**DATASET EXTRACT**
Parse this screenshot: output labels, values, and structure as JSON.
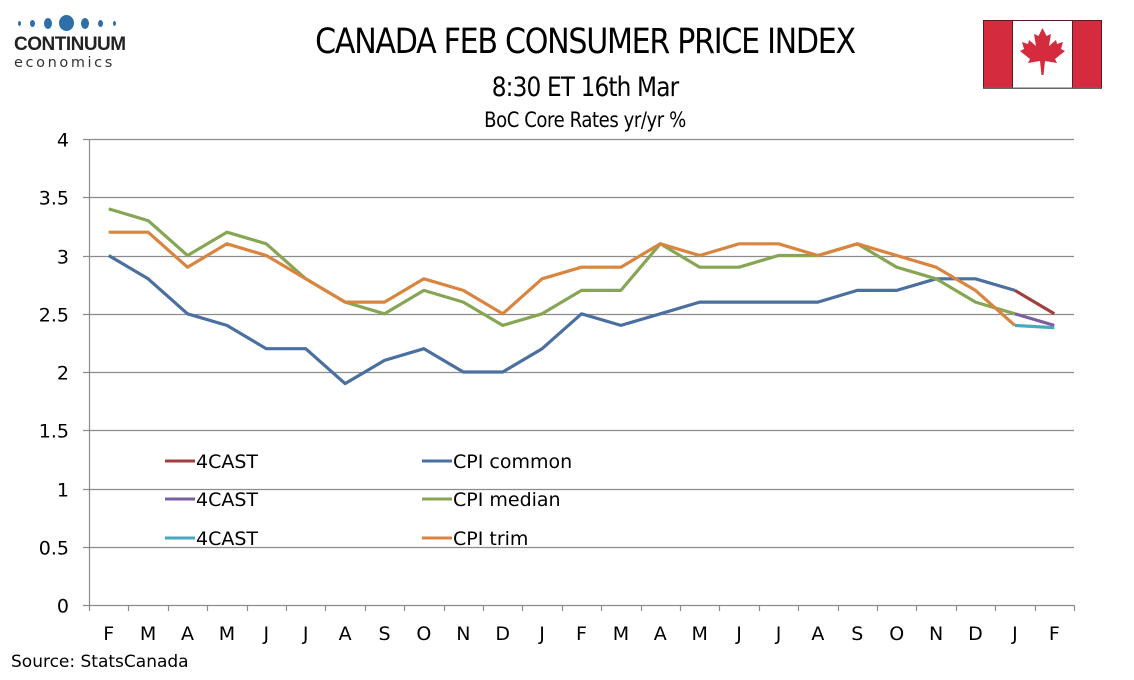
{
  "branding": {
    "logo_word": "CONTINUUM",
    "logo_sub": "economics",
    "flag_icon": "canada-flag-icon",
    "colors": {
      "logo_blue": "#2f6fa8",
      "flag_red": "#d52b3e"
    }
  },
  "header": {
    "title": "CANADA FEB CONSUMER PRICE INDEX",
    "subtitle": "8:30 ET 16th Mar"
  },
  "footer": {
    "source": "Source: StatsCanada"
  },
  "chart_data": {
    "type": "line",
    "title": "BoC Core Rates yr/yr %",
    "xlabel": "",
    "ylabel": "",
    "ylim": [
      0,
      4
    ],
    "yticks": [
      0,
      0.5,
      1,
      1.5,
      2,
      2.5,
      3,
      3.5,
      4
    ],
    "ytick_labels": [
      "0",
      "0.5",
      "1",
      "1.5",
      "2",
      "2.5",
      "3",
      "3.5",
      "4"
    ],
    "grid": true,
    "legend_position": "lower-left",
    "categories": [
      "F",
      "M",
      "A",
      "M",
      "J",
      "J",
      "A",
      "S",
      "O",
      "N",
      "D",
      "J",
      "F",
      "M",
      "A",
      "M",
      "J",
      "J",
      "A",
      "S",
      "O",
      "N",
      "D",
      "J",
      "F"
    ],
    "series": [
      {
        "name": "4CAST",
        "color": "#a0403c",
        "values": [
          null,
          null,
          null,
          null,
          null,
          null,
          null,
          null,
          null,
          null,
          null,
          null,
          null,
          null,
          null,
          null,
          null,
          null,
          null,
          null,
          null,
          null,
          null,
          2.7,
          2.5
        ]
      },
      {
        "name": "CPI common",
        "color": "#4a6fa0",
        "values": [
          3.0,
          2.8,
          2.5,
          2.4,
          2.2,
          2.2,
          1.9,
          2.1,
          2.2,
          2.0,
          2.0,
          2.2,
          2.5,
          2.4,
          2.5,
          2.6,
          2.6,
          2.6,
          2.6,
          2.7,
          2.7,
          2.8,
          2.8,
          2.7,
          null
        ]
      },
      {
        "name": "4CAST",
        "color": "#7a5ea0",
        "values": [
          null,
          null,
          null,
          null,
          null,
          null,
          null,
          null,
          null,
          null,
          null,
          null,
          null,
          null,
          null,
          null,
          null,
          null,
          null,
          null,
          null,
          null,
          null,
          2.5,
          2.4
        ]
      },
      {
        "name": "CPI median",
        "color": "#86a654",
        "values": [
          3.4,
          3.3,
          3.0,
          3.2,
          3.1,
          2.8,
          2.6,
          2.5,
          2.7,
          2.6,
          2.4,
          2.5,
          2.7,
          2.7,
          3.1,
          2.9,
          2.9,
          3.0,
          3.0,
          3.1,
          2.9,
          2.8,
          2.6,
          2.5,
          null
        ]
      },
      {
        "name": "4CAST",
        "color": "#45a9c0",
        "values": [
          null,
          null,
          null,
          null,
          null,
          null,
          null,
          null,
          null,
          null,
          null,
          null,
          null,
          null,
          null,
          null,
          null,
          null,
          null,
          null,
          null,
          null,
          null,
          2.4,
          2.38
        ]
      },
      {
        "name": "CPI trim",
        "color": "#d9853f",
        "values": [
          3.2,
          3.2,
          2.9,
          3.1,
          3.0,
          2.8,
          2.6,
          2.6,
          2.8,
          2.7,
          2.5,
          2.8,
          2.9,
          2.9,
          3.1,
          3.0,
          3.1,
          3.1,
          3.0,
          3.1,
          3.0,
          2.9,
          2.7,
          2.4,
          null
        ]
      }
    ]
  }
}
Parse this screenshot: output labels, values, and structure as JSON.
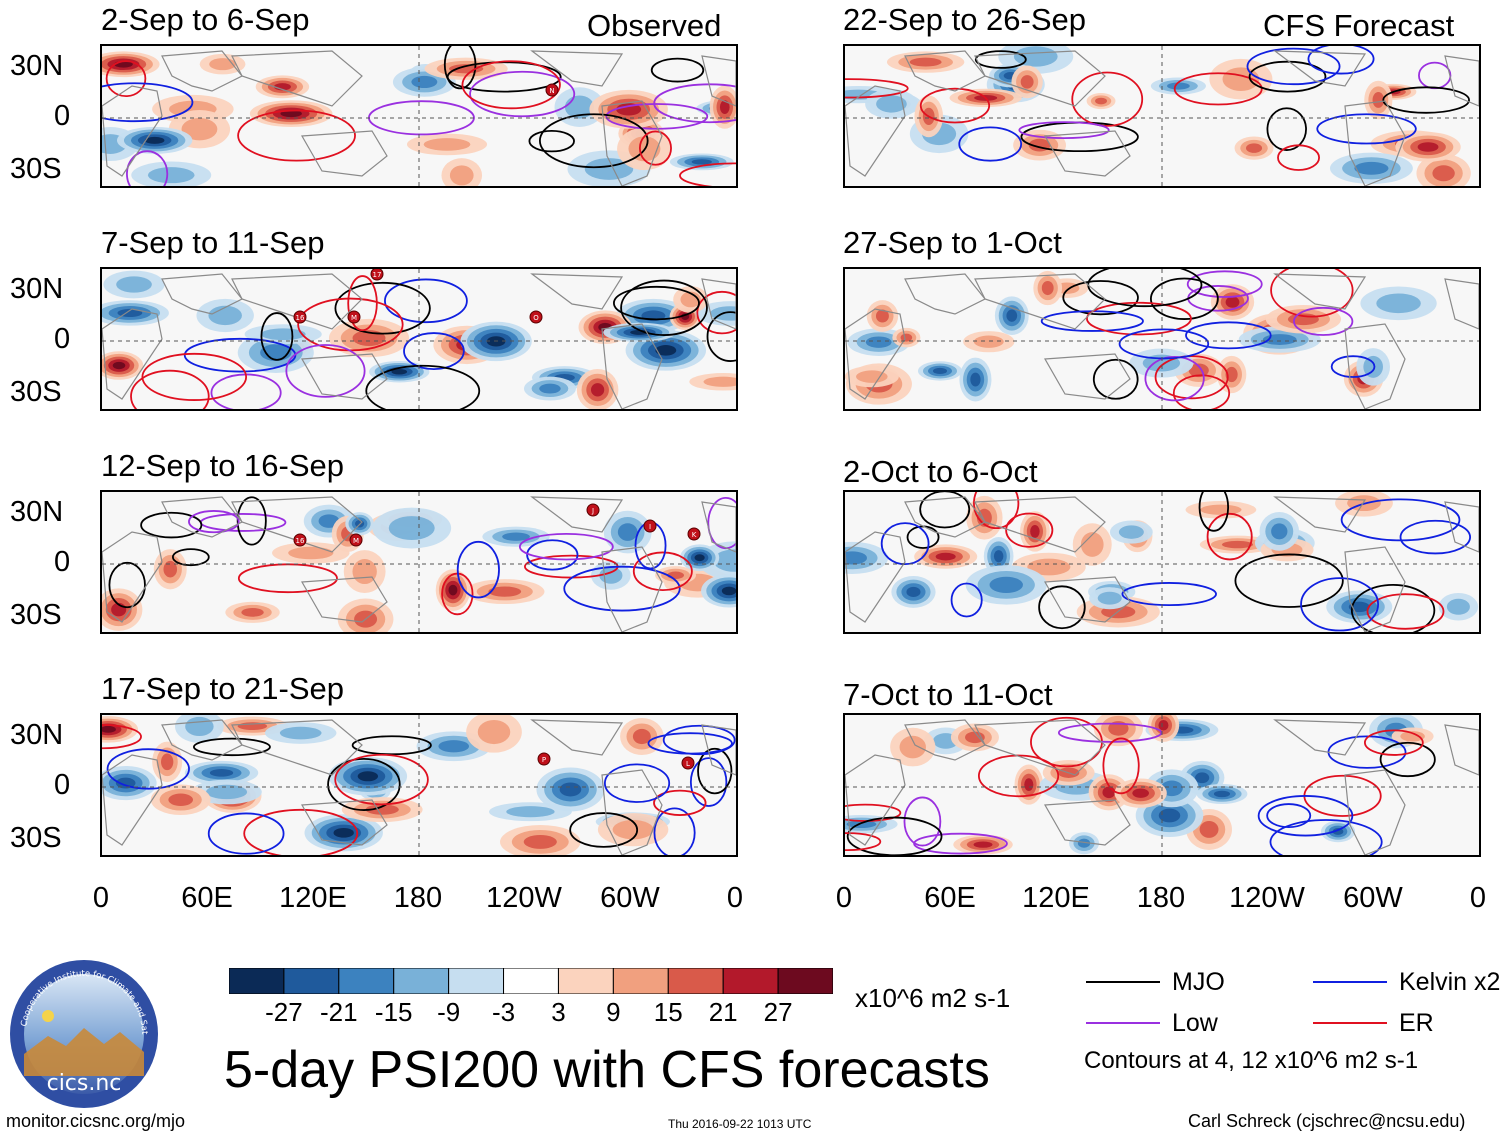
{
  "figure": {
    "title": "5-day PSI200 with CFS forecasts",
    "column_labels": {
      "left": "Observed",
      "right": "CFS Forecast"
    },
    "panels_left": [
      "2-Sep to 6-Sep",
      "7-Sep to 11-Sep",
      "12-Sep to 16-Sep",
      "17-Sep to 21-Sep"
    ],
    "panels_right": [
      "22-Sep to 26-Sep",
      "27-Sep to 1-Oct",
      "2-Oct to 6-Oct",
      "7-Oct to 11-Oct"
    ],
    "footer_left": "monitor.cicsnc.org/mjo",
    "footer_center": "Thu 2016-09-22 1013 UTC",
    "footer_right": "Carl Schreck (cjschrec@ncsu.edu)",
    "logo_text": "cics.nc",
    "logo_ring_text": "Cooperative Institute for Climate and Satellites"
  },
  "chart_data": {
    "type": "heatmap",
    "variable": "PSI200",
    "units": "x10^6 m2 s-1",
    "x_ticks": [
      "0",
      "60E",
      "120E",
      "180",
      "120W",
      "60W",
      "0"
    ],
    "y_ticks": [
      "30N",
      "0",
      "30S"
    ],
    "colorbar": {
      "labels": [
        "-27",
        "-21",
        "-15",
        "-9",
        "-3",
        "3",
        "9",
        "15",
        "21",
        "27"
      ],
      "colors": [
        "#0b2a56",
        "#1f5a9c",
        "#3c82bf",
        "#79b1d8",
        "#c6def0",
        "#ffffff",
        "#fbd3be",
        "#f1a07f",
        "#d95a4a",
        "#b3192b",
        "#6d0a1f"
      ]
    },
    "legend": [
      {
        "name": "MJO",
        "color": "#000000"
      },
      {
        "name": "Kelvin x2",
        "color": "#1020e0"
      },
      {
        "name": "Low",
        "color": "#9a30e0"
      },
      {
        "name": "ER",
        "color": "#e01020"
      }
    ],
    "contour_note": "Contours at 4, 12 x10^6 m2 s-1",
    "storm_markers": {
      "panel_1": [
        "N"
      ],
      "panel_2": [
        "17",
        "16",
        "M",
        "O"
      ],
      "panel_3": [
        "16",
        "M",
        "J",
        "I",
        "K"
      ],
      "panel_4": [
        "P",
        "L"
      ]
    }
  }
}
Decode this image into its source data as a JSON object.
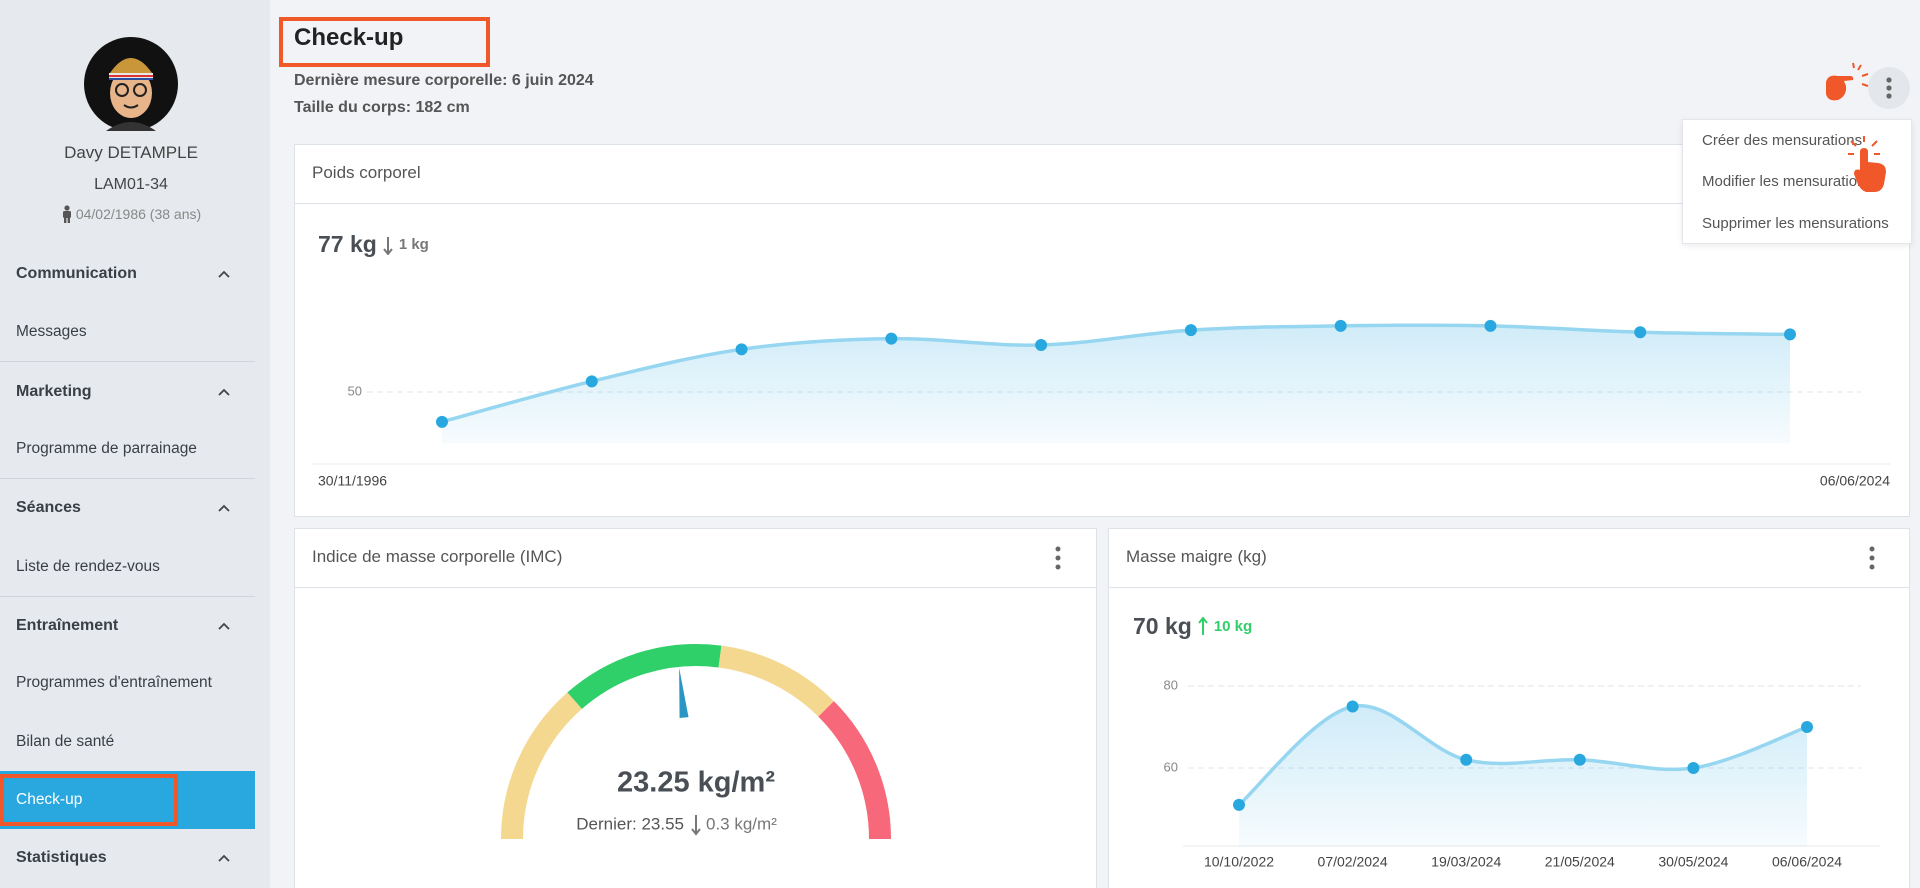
{
  "sidebar": {
    "profile": {
      "name": "Davy DETAMPLE",
      "code": "LAM01-34",
      "birth": "04/02/1986 (38 ans)"
    },
    "sections": [
      {
        "title": "Communication",
        "items": [
          {
            "label": "Messages"
          }
        ]
      },
      {
        "title": "Marketing",
        "items": [
          {
            "label": "Programme de parrainage"
          }
        ]
      },
      {
        "title": "Séances",
        "items": [
          {
            "label": "Liste de rendez-vous"
          }
        ]
      },
      {
        "title": "Entraînement",
        "items": [
          {
            "label": "Programmes d'entraînement"
          },
          {
            "label": "Bilan de santé"
          },
          {
            "label": "Check-up",
            "active": true
          }
        ]
      },
      {
        "title": "Statistiques",
        "items": []
      }
    ]
  },
  "header": {
    "title": "Check-up",
    "last_measure": "Dernière mesure corporelle: 6 juin 2024",
    "height": "Taille du corps: 182 cm"
  },
  "menu": {
    "items": [
      "Créer des mensurations",
      "Modifier les mensurations",
      "Supprimer les mensurations"
    ]
  },
  "chart_data": [
    {
      "type": "line",
      "title": "Poids corporel",
      "current_label": "77 kg",
      "delta_label": "1 kg",
      "delta_direction": "down",
      "delta_color": "#777777",
      "categories": [
        "30/11/1996",
        null,
        null,
        null,
        null,
        null,
        null,
        null,
        null,
        "06/06/2024"
      ],
      "values": [
        36,
        55,
        70,
        75,
        72,
        79,
        81,
        81,
        78,
        77
      ],
      "ylim": [
        26,
        100
      ],
      "yticks": [
        50
      ],
      "color": "#29a8e0",
      "line_color": "#96d6f0",
      "grid": true
    },
    {
      "type": "gauge",
      "title": "Indice de masse corporelle (IMC)",
      "value": 23.25,
      "value_label": "23.25 kg/m²",
      "last_label": "Dernier: 23.55",
      "delta_label": "0.3 kg/m²",
      "delta_direction": "down",
      "delta_color": "#777777",
      "ylim": [
        12,
        36
      ],
      "needle_color": "#2b95c4",
      "bands": [
        {
          "to": 18.5,
          "color": "#f5d890"
        },
        {
          "to": 25,
          "color": "#2fcf6a"
        },
        {
          "to": 30,
          "color": "#f5d890"
        },
        {
          "to": 36,
          "color": "#f7687a"
        }
      ]
    },
    {
      "type": "line",
      "title": "Masse maigre (kg)",
      "current_label": "70 kg",
      "delta_label": "10 kg",
      "delta_direction": "up",
      "delta_color": "#2fcf6a",
      "categories": [
        "10/10/2022",
        "07/02/2024",
        "19/03/2024",
        "21/05/2024",
        "30/05/2024",
        "06/06/2024"
      ],
      "values": [
        51,
        75,
        62,
        62,
        60,
        70
      ],
      "ylim": [
        41,
        86
      ],
      "yticks": [
        60,
        80
      ],
      "color": "#29a8e0",
      "line_color": "#96d6f0",
      "grid": true
    }
  ]
}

**WHAT THE TASK REQUIRES**
Report how many lines in the listing include the word "source". Give nothing but the count.

**FULL RESPONSE**
2